--- DATA SECTION ---

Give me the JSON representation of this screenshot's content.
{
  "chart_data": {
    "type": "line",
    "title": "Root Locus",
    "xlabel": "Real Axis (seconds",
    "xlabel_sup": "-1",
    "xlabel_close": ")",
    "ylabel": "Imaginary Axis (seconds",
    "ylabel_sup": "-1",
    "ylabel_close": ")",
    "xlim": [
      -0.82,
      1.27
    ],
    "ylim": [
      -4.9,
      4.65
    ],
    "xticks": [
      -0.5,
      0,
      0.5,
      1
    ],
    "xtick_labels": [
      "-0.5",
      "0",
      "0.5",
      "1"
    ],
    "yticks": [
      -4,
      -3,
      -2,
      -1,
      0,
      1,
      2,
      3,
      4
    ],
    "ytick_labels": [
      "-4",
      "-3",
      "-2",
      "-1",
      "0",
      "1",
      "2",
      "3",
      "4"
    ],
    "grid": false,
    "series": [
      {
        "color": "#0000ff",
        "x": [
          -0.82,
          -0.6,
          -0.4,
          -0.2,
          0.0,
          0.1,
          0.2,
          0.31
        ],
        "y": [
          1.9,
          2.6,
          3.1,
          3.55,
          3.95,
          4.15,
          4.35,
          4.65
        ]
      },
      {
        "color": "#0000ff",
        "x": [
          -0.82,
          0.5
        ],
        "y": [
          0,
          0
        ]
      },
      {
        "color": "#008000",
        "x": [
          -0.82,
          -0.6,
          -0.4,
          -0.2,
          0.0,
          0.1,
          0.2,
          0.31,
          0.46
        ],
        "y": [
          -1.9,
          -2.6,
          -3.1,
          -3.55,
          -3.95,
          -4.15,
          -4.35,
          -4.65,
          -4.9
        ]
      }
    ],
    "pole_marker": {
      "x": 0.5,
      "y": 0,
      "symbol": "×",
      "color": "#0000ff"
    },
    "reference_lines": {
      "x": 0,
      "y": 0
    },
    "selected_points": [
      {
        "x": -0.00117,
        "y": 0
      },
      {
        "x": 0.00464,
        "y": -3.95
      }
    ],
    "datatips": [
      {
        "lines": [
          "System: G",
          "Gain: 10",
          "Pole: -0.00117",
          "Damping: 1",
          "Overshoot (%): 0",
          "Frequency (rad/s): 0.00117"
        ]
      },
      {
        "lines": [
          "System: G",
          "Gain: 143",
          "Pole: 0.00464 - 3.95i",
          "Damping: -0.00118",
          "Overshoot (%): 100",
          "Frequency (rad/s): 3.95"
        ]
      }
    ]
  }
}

---

Every line above that contains the word "Axis" should be reported.

    "xlabel": "Real Axis (seconds",
    "ylabel": "Imaginary Axis (seconds",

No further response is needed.